What the exercise asks
Retype each entry below, keeping every character the same.

Records
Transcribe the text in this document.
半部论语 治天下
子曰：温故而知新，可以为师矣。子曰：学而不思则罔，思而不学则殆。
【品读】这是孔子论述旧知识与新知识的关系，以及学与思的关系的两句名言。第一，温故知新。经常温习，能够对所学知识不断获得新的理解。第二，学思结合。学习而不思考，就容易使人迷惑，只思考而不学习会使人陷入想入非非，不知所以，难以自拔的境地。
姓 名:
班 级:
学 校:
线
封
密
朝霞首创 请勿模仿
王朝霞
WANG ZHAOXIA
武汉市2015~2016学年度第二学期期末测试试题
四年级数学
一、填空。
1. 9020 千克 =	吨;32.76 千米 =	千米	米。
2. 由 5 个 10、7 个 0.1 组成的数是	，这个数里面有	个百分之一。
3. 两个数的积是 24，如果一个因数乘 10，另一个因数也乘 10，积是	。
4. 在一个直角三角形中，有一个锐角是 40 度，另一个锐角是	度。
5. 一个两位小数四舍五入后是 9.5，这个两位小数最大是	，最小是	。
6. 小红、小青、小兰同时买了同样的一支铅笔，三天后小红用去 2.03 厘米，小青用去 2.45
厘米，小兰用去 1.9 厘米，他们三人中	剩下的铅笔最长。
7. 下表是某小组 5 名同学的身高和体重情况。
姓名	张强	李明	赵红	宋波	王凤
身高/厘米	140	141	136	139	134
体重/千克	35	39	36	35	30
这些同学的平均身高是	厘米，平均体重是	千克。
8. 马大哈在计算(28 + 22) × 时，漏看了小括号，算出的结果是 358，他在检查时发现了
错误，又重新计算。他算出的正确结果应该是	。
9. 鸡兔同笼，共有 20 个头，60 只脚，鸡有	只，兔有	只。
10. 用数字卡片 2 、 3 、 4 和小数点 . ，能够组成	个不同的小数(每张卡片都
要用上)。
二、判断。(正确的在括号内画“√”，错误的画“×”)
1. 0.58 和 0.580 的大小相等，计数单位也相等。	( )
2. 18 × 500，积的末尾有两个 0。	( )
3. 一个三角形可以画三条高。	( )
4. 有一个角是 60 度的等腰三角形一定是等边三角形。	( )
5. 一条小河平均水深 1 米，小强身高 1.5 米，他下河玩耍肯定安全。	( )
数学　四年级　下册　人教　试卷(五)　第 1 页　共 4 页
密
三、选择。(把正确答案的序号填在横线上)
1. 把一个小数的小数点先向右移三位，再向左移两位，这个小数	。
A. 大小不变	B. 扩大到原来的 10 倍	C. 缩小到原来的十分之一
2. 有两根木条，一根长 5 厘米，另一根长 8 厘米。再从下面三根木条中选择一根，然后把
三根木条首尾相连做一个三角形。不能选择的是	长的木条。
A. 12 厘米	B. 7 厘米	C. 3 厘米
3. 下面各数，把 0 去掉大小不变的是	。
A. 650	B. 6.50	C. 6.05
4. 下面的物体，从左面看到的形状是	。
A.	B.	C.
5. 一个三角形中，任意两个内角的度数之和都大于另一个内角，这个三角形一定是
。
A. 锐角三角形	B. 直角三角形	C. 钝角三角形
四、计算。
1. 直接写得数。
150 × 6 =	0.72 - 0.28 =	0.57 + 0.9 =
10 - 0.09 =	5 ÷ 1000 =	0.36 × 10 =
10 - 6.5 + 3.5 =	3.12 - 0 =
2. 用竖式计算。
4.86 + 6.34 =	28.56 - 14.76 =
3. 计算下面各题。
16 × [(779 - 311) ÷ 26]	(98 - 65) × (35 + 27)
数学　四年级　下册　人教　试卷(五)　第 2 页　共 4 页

Finished task
Transcribe the text in this document.
半部论语 治天下
子曰：温故而知新，可以为师矣。子曰：学而不思则罔，思而不学则殆。
【品读】这是孔子论述旧知识与新知识的关系，以及学与思的关系的两句名言。第一，温故知新。经常温习，能够对所学知识不断获得新的理解。第二，学思结合。学习而不思考，就容易使人迷惑，只思考而不学习会使人陷入想入非非，不知所以，难以自拔的境地。
姓 名:
班 级:
学 校:
线
封
密
朝霞首创 请勿模仿
王朝霞
WANG ZHAOXIA
武汉市2015~2016学年度第二学期期末测试试题
四年级数学
一、填空。
1. 9020 千克 =	吨;32.76 千米 =	千米	米。
2. 由 5 个 10、7 个 0.1 组成的数是	，这个数里面有	个百分之一。
3. 两个数的积是 24，如果一个因数乘 10，另一个因数也乘 10，积是	。
4. 在一个直角三角形中，有一个锐角是 40 度，另一个锐角是	度。
5. 一个两位小数四舍五入后是 9.5，这个两位小数最大是	，最小是	。
6. 小红、小青、小兰同时买了同样的一支铅笔，三天后小红用去 2.03 厘米，小青用去 2.45
厘米，小兰用去 1.9 厘米，他们三人中	剩下的铅笔最长。
7. 下表是某小组 5 名同学的身高和体重情况。
姓名	张强	李明	赵红	宋波	王凤
身高/厘米	140	141	136	139	134
体重/千克	35	39	36	35	30
这些同学的平均身高是	厘米，平均体重是	千克。
8. 马大哈在计算(28 + 22) × 时，漏看了小括号，算出的结果是 358，他在检查时发现了
错误，又重新计算。他算出的正确结果应该是	。
9. 鸡兔同笼，共有 20 个头，60 只脚，鸡有	只，兔有	只。
10. 用数字卡片 2 、 3 、 4 和小数点 . ，能够组成	个不同的小数(每张卡片都
要用上)。
二、判断。(正确的在括号内画“√”，错误的画“×”)
1. 0.58 和 0.580 的大小相等，计数单位也相等。	( )
2. 18 × 500，积的末尾有两个 0。	( )
3. 一个三角形可以画三条高。	( )
4. 有一个角是 60 度的等腰三角形一定是等边三角形。	( )
5. 一条小河平均水深 1 米，小强身高 1.5 米，他下河玩耍肯定安全。	( )
数学　四年级　下册　人教　试卷(五)　第 1 页　共 4 页
密
三、选择。(把正确答案的序号填在横线上)
1. 把一个小数的小数点先向右移三位，再向左移两位，这个小数	。
A. 大小不变	B. 扩大到原来的 10 倍	C. 缩小到原来的十分之一
2. 有两根木条，一根长 5 厘米，另一根长 8 厘米。再从下面三根木条中选择一根，然后把
三根木条首尾相连做一个三角形。不能选择的是	长的木条。
A. 12 厘米	B. 7 厘米	C. 3 厘米
3. 下面各数，把 0 去掉大小不变的是	。
A. 650	B. 6.50	C. 6.05
4. 下面的物体，从左面看到的形状是	。
A.	B.	C.
5. 一个三角形中，任意两个内角的度数之和都大于另一个内角，这个三角形一定是
。
A. 锐角三角形	B. 直角三角形	C. 钝角三角形
四、计算。
1. 直接写得数。
150 × 6 =	0.72 - 0.28 =	0.57 + 0.9 =
10 - 0.09 =	5 ÷ 1000 =	0.36 × 10 =
10 - 6.5 + 3.5 =	3.12 - 0 =
2. 用竖式计算。
4.86 + 6.34 =	28.56 - 14.76 =
3. 计算下面各题。
16 × [(779 - 311) ÷ 26]	(98 - 65) × (35 + 27)
数学　四年级　下册　人教　试卷(五)　第 2 页　共 4 页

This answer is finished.